Exercise:
Calculate how many lines in the following records hold the word "breadcrumb", and report that number without comment.

[Dataset excerpts]
# # # # #

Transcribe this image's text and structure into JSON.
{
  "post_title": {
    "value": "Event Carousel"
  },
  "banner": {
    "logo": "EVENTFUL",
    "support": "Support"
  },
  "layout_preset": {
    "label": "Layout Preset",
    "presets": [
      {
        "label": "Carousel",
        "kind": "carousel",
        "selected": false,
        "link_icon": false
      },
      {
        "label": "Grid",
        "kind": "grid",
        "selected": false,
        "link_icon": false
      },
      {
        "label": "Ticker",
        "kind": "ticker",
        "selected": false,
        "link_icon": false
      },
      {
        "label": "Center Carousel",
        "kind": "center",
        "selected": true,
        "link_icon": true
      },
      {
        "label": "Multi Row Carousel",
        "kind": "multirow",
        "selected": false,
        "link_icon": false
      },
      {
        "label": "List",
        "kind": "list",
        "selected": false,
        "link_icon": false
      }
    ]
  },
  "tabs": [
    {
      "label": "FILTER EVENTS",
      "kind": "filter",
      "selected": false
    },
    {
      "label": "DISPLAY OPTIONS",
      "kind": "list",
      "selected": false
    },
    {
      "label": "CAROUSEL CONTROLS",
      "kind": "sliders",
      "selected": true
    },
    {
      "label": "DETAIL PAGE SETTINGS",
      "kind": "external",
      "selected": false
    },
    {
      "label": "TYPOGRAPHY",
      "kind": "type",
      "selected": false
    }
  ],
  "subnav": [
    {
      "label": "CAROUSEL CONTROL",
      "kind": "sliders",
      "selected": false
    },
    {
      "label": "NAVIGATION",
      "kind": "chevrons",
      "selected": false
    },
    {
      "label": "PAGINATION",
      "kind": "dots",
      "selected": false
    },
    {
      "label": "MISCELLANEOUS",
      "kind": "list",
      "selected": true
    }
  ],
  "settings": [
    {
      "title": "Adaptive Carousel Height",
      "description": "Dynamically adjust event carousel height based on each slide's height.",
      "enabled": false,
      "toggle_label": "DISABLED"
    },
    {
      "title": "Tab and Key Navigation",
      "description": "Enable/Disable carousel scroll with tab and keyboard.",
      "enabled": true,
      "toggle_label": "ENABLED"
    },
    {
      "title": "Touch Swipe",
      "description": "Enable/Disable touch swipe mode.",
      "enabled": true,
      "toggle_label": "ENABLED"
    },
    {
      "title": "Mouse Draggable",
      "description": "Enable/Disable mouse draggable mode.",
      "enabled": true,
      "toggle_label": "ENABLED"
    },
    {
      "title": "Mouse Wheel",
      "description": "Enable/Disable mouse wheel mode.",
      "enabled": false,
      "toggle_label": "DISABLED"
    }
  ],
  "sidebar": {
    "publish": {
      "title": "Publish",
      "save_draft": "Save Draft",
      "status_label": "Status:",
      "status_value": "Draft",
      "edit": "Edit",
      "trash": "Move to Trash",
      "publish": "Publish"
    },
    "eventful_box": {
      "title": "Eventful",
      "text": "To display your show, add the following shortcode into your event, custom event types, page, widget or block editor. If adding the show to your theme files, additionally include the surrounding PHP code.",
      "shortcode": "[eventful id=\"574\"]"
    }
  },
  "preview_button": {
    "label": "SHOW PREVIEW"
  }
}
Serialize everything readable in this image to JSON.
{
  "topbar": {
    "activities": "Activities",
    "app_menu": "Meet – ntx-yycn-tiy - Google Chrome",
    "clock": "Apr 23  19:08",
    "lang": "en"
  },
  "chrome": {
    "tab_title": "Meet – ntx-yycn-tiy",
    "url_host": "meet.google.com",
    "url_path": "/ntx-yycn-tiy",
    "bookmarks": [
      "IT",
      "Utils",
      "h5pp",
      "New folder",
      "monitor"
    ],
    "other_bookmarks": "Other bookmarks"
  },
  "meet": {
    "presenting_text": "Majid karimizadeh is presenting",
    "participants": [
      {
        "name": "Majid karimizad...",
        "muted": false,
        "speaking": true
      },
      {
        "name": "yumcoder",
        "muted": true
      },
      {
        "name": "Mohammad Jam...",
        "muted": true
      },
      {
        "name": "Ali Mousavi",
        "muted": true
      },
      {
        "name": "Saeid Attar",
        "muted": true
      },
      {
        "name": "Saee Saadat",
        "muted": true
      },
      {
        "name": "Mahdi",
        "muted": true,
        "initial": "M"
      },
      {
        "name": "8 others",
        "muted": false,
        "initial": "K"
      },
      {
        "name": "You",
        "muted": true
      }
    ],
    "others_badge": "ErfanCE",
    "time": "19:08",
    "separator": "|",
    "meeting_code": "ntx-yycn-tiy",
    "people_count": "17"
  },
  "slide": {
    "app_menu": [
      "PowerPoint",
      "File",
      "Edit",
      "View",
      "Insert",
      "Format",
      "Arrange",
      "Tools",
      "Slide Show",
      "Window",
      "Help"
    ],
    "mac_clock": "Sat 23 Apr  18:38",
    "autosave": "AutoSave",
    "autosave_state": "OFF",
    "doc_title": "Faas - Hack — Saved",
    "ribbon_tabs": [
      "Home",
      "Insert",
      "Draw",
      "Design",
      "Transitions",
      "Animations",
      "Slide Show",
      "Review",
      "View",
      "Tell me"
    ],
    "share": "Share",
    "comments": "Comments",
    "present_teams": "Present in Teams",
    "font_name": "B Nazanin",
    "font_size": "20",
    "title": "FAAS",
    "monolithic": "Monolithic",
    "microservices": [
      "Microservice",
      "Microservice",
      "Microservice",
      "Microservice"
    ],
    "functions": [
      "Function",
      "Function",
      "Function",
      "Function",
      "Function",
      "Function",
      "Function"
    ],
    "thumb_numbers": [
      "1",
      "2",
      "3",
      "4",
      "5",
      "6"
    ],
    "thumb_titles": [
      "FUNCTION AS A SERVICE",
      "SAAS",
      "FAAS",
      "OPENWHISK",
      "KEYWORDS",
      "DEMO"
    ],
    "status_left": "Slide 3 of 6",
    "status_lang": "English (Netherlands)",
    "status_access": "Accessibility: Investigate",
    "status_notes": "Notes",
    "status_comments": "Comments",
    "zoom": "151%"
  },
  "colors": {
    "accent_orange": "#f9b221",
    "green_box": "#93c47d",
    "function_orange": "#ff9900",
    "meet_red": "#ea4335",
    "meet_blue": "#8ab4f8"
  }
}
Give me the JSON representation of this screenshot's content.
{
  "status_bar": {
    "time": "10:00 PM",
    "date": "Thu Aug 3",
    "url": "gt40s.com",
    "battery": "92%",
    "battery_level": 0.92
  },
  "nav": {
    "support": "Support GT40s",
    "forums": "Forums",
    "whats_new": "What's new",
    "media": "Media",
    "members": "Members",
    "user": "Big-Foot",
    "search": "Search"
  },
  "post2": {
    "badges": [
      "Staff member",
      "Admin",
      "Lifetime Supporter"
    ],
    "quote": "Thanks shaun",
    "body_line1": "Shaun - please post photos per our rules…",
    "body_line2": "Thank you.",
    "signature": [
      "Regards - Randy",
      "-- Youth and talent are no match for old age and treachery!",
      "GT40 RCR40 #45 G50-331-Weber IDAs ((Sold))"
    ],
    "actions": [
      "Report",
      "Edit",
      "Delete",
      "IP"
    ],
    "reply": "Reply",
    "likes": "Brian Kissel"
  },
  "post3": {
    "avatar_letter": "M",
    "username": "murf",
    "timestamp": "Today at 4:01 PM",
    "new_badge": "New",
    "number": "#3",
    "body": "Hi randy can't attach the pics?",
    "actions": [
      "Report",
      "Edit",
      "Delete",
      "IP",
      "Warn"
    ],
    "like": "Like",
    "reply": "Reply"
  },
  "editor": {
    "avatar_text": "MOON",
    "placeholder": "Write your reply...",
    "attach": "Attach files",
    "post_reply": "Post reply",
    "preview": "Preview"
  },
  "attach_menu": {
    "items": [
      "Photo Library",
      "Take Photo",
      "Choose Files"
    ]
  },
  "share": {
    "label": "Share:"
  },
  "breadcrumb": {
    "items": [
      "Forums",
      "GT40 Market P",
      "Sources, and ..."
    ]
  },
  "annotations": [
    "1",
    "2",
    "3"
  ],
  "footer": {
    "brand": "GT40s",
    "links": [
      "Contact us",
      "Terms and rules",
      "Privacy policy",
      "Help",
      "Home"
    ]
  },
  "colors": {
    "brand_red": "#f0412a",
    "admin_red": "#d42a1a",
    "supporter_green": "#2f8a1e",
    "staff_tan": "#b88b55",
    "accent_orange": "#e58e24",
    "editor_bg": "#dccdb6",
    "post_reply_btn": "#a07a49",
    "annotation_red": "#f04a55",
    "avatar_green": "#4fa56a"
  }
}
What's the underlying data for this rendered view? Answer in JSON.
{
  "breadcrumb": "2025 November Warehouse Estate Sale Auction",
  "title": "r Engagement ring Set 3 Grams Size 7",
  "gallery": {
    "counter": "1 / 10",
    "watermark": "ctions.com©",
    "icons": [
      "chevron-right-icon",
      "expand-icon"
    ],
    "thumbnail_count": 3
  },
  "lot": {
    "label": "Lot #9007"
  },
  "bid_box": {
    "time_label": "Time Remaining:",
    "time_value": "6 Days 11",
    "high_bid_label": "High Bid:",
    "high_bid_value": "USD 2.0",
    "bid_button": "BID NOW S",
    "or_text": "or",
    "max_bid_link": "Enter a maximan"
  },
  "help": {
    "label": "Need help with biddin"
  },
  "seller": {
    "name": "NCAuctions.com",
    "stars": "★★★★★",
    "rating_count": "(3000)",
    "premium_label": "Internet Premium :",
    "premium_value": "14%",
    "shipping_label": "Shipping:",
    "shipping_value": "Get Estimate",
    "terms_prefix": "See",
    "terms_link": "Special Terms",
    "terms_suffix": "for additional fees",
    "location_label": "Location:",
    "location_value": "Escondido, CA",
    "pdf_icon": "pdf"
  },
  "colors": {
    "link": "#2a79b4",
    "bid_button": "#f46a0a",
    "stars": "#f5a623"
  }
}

# # # # #

Finished exercise:
2